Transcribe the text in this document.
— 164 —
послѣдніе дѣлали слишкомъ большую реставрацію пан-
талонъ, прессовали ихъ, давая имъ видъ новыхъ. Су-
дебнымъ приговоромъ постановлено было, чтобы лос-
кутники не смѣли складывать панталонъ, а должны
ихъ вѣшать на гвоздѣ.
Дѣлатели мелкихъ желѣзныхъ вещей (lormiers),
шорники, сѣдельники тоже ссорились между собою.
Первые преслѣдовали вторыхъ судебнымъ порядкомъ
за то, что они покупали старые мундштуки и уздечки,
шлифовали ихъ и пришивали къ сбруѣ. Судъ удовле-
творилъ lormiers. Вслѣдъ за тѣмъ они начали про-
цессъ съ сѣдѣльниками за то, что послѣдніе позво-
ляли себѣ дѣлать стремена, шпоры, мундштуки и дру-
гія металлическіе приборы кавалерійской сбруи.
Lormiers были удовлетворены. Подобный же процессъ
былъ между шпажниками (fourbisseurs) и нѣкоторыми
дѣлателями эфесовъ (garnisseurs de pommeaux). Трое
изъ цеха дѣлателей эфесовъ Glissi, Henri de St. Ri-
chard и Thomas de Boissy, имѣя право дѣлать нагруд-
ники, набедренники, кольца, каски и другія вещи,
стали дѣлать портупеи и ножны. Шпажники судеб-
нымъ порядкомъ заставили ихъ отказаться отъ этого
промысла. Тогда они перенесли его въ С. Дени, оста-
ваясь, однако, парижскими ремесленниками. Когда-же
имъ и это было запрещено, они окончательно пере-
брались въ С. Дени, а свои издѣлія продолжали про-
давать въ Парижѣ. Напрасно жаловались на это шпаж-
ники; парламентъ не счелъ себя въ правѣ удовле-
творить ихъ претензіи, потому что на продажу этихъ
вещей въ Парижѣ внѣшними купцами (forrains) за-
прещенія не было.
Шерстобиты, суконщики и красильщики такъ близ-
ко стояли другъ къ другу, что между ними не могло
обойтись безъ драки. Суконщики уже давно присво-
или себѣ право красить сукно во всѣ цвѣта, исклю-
☆ ☆ ☆ ☆
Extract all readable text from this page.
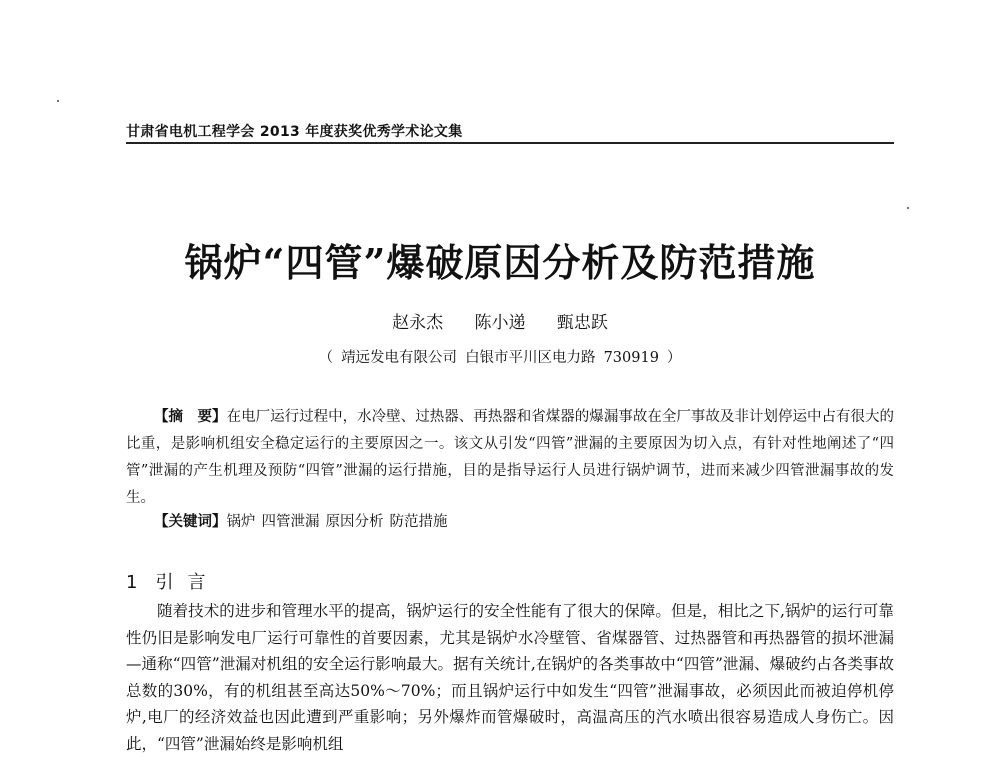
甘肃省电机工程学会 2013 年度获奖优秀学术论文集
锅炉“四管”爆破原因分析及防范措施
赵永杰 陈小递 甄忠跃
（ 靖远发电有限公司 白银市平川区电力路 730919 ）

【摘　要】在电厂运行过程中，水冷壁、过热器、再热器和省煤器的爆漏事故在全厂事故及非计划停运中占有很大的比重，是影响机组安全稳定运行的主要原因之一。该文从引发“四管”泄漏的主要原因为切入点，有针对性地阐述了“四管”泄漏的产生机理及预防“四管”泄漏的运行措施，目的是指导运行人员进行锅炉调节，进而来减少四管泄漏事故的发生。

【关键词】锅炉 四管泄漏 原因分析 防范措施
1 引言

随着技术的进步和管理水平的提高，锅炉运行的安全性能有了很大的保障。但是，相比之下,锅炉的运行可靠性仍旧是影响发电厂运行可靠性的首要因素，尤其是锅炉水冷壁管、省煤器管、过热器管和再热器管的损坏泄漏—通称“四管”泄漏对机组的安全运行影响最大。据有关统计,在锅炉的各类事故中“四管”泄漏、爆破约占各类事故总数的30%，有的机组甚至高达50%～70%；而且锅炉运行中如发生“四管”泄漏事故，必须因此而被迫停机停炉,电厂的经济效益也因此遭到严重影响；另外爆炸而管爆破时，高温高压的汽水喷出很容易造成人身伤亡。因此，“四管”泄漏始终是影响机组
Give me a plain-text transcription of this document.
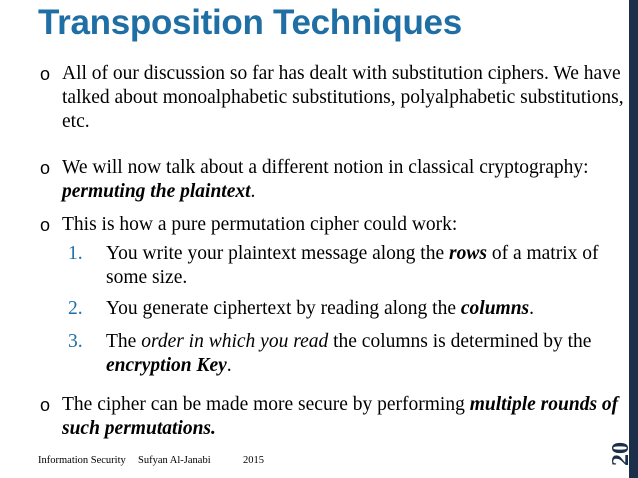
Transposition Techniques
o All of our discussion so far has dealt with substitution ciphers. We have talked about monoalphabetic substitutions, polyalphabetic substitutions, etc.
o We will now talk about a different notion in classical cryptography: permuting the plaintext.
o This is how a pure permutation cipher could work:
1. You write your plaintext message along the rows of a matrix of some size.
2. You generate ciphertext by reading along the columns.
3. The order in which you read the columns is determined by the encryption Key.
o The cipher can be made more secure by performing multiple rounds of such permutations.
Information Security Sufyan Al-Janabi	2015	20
☆ ☆ ☆ ☆
Copy each line of the listing in which the word "plaintext" can be found.

Answer to this problem:
o We will now talk about a different notion in classical cryptography: permuting the plaintext.
1. You write your plaintext message along the rows of a matrix of some size.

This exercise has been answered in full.